■ EXERCISE BRIEF: Leave out the pictures and copy everything else below exactly.

■ SUPPLIED RECORDS:

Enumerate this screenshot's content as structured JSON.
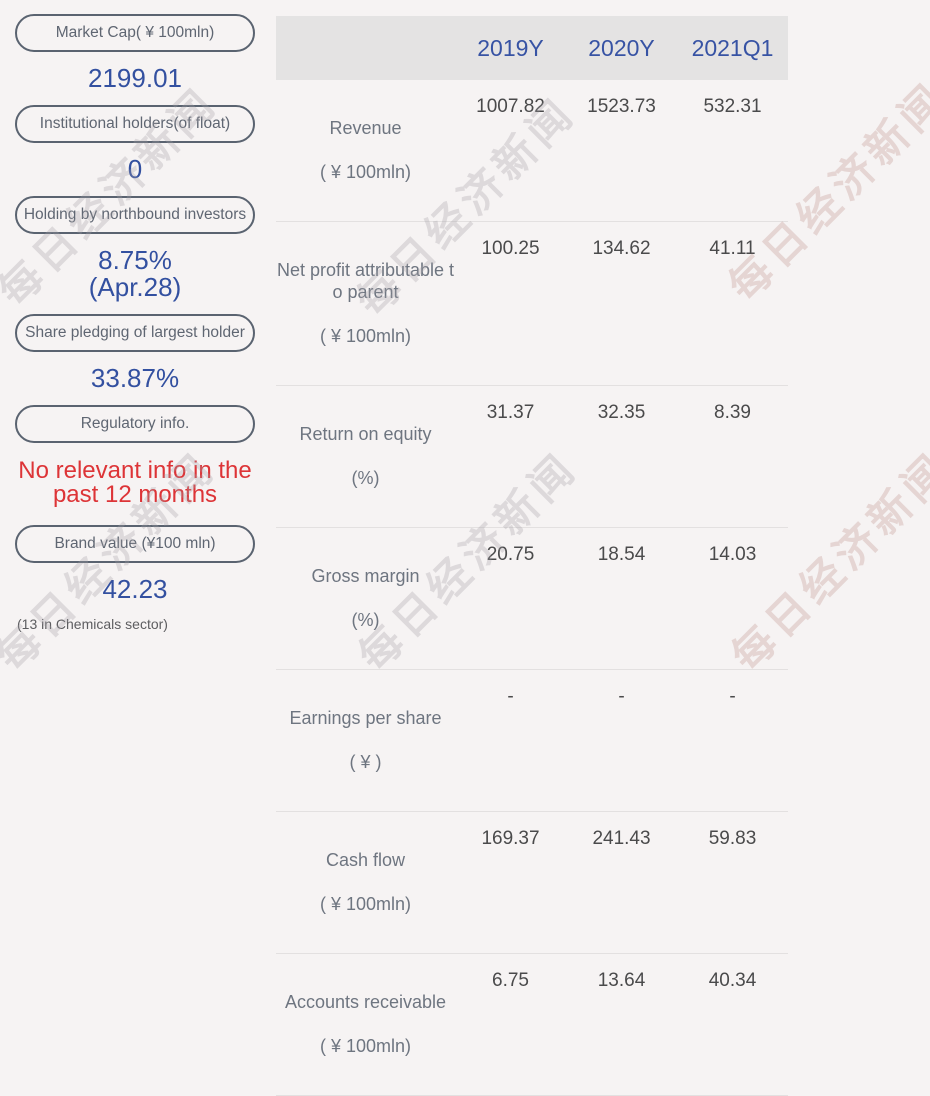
{
  "colors": {
    "page_background": "#f6f3f3",
    "accent_blue": "#3350a0",
    "header_blue": "#3753a4",
    "alert_red": "#dd3437",
    "chip_border_gray": "#5a6370",
    "table_header_bg": "#e4e3e3"
  },
  "watermark": {
    "text": "每日经济新闻"
  },
  "left_panel": {
    "items": [
      {
        "label": "Market Cap( ¥ 100mln)",
        "value": "2199.01"
      },
      {
        "label": "Institutional holders(of float)",
        "value": "0"
      },
      {
        "label": "Holding by northbound investors",
        "value": "8.75%\n(Apr.28)"
      },
      {
        "label": "Share pledging of largest holder",
        "value": "33.87%"
      },
      {
        "label": "Regulatory info.",
        "value": "No relevant info in the past 12 months"
      },
      {
        "label": "Brand value (¥100 mln)",
        "value": "42.23",
        "footnote": "(13 in Chemicals sector)"
      }
    ]
  },
  "table": {
    "columns": [
      "2019Y",
      "2020Y",
      "2021Q1"
    ],
    "rows": [
      {
        "label": "Revenue",
        "sub": "( ¥ 100mln)",
        "values": [
          "1007.82",
          "1523.73",
          "532.31"
        ]
      },
      {
        "label": "Net profit attributable t\no parent",
        "sub": "( ¥ 100mln)",
        "values": [
          "100.25",
          "134.62",
          "41.11"
        ]
      },
      {
        "label": "Return on equity",
        "sub": "(%)",
        "values": [
          "31.37",
          "32.35",
          "8.39"
        ]
      },
      {
        "label": "Gross margin",
        "sub": "(%)",
        "values": [
          "20.75",
          "18.54",
          "14.03"
        ]
      },
      {
        "label": "Earnings per share",
        "sub": "( ¥ )",
        "values": [
          "-",
          "-",
          "-"
        ]
      },
      {
        "label": "Cash flow",
        "sub": "( ¥ 100mln)",
        "values": [
          "169.37",
          "241.43",
          "59.83"
        ]
      },
      {
        "label": "Accounts receivable",
        "sub": "( ¥ 100mln)",
        "values": [
          "6.75",
          "13.64",
          "40.34"
        ]
      }
    ]
  }
}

■ FINISHED TASK:
Enumerate this screenshot's content as structured JSON.
{
  "colors": {
    "page_background": "#f6f3f3",
    "accent_blue": "#3350a0",
    "header_blue": "#3753a4",
    "alert_red": "#dd3437",
    "chip_border_gray": "#5a6370",
    "table_header_bg": "#e4e3e3"
  },
  "watermark": {
    "text": "每日经济新闻"
  },
  "left_panel": {
    "items": [
      {
        "label": "Market Cap( ¥ 100mln)",
        "value": "2199.01"
      },
      {
        "label": "Institutional holders(of float)",
        "value": "0"
      },
      {
        "label": "Holding by northbound investors",
        "value": "8.75%\n(Apr.28)"
      },
      {
        "label": "Share pledging of largest holder",
        "value": "33.87%"
      },
      {
        "label": "Regulatory info.",
        "value": "No relevant info in the past 12 months"
      },
      {
        "label": "Brand value (¥100 mln)",
        "value": "42.23",
        "footnote": "(13 in Chemicals sector)"
      }
    ]
  },
  "table": {
    "columns": [
      "2019Y",
      "2020Y",
      "2021Q1"
    ],
    "rows": [
      {
        "label": "Revenue",
        "sub": "( ¥ 100mln)",
        "values": [
          "1007.82",
          "1523.73",
          "532.31"
        ]
      },
      {
        "label": "Net profit attributable t\no parent",
        "sub": "( ¥ 100mln)",
        "values": [
          "100.25",
          "134.62",
          "41.11"
        ]
      },
      {
        "label": "Return on equity",
        "sub": "(%)",
        "values": [
          "31.37",
          "32.35",
          "8.39"
        ]
      },
      {
        "label": "Gross margin",
        "sub": "(%)",
        "values": [
          "20.75",
          "18.54",
          "14.03"
        ]
      },
      {
        "label": "Earnings per share",
        "sub": "( ¥ )",
        "values": [
          "-",
          "-",
          "-"
        ]
      },
      {
        "label": "Cash flow",
        "sub": "( ¥ 100mln)",
        "values": [
          "169.37",
          "241.43",
          "59.83"
        ]
      },
      {
        "label": "Accounts receivable",
        "sub": "( ¥ 100mln)",
        "values": [
          "6.75",
          "13.64",
          "40.34"
        ]
      }
    ]
  }
}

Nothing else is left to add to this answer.